**WHAT TO WORK ON**
Which lines include the word "Exchange"? Copy each of them.

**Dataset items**
________________________
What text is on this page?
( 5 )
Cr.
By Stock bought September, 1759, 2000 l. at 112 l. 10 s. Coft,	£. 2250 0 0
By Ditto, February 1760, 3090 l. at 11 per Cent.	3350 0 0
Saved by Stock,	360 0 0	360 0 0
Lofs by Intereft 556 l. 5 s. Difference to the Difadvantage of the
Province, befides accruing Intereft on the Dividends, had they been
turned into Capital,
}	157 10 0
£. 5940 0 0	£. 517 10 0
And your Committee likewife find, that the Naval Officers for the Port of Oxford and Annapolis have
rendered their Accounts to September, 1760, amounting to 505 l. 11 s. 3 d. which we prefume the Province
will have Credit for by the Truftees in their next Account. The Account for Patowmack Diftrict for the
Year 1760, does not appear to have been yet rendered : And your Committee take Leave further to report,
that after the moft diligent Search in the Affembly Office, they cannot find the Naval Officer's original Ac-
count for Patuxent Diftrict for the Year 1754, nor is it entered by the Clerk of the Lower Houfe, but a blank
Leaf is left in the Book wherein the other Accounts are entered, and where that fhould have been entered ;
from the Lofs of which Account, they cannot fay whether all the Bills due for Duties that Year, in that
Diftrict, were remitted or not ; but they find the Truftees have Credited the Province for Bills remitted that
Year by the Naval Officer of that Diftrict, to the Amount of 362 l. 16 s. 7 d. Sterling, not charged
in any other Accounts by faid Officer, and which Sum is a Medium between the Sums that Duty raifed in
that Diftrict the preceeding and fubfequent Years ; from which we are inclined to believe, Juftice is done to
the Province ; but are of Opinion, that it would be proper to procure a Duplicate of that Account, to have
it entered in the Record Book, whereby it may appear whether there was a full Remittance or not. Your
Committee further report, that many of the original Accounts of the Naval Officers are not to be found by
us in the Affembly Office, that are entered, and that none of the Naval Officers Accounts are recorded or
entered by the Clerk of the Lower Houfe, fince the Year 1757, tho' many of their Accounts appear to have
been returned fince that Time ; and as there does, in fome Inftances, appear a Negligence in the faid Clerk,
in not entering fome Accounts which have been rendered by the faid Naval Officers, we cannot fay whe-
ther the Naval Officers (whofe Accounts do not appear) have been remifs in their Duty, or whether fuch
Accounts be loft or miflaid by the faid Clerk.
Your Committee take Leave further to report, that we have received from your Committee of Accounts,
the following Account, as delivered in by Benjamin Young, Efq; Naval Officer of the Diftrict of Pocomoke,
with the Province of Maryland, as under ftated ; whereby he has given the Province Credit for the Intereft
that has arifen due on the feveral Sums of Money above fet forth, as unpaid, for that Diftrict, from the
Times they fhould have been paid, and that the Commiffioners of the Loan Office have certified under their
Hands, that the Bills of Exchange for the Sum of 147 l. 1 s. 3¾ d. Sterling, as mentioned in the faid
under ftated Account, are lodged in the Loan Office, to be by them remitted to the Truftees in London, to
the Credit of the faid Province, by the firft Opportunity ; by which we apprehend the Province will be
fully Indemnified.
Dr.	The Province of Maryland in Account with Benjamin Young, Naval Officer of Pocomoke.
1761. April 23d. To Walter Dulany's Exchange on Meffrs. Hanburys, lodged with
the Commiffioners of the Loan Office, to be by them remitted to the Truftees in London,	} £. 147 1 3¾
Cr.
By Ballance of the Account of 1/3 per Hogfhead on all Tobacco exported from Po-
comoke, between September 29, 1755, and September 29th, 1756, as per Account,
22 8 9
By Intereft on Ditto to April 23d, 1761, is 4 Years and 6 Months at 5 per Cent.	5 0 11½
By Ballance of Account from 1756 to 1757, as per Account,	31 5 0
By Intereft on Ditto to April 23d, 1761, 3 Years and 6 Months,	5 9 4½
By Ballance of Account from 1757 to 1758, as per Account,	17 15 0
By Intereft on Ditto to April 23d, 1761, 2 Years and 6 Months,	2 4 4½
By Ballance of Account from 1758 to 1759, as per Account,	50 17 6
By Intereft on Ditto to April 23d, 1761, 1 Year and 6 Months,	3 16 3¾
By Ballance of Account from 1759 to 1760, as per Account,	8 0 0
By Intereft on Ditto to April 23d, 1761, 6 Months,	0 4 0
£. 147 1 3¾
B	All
________________________
**FULL RESPONSE**
Hands, that the Bills of Exchange for the Sum of 147 l. 1 s. 3¾ d. Sterling, as mentioned in the faid
1761. April 23d. To Walter Dulany's Exchange on Meffrs. Hanburys, lodged with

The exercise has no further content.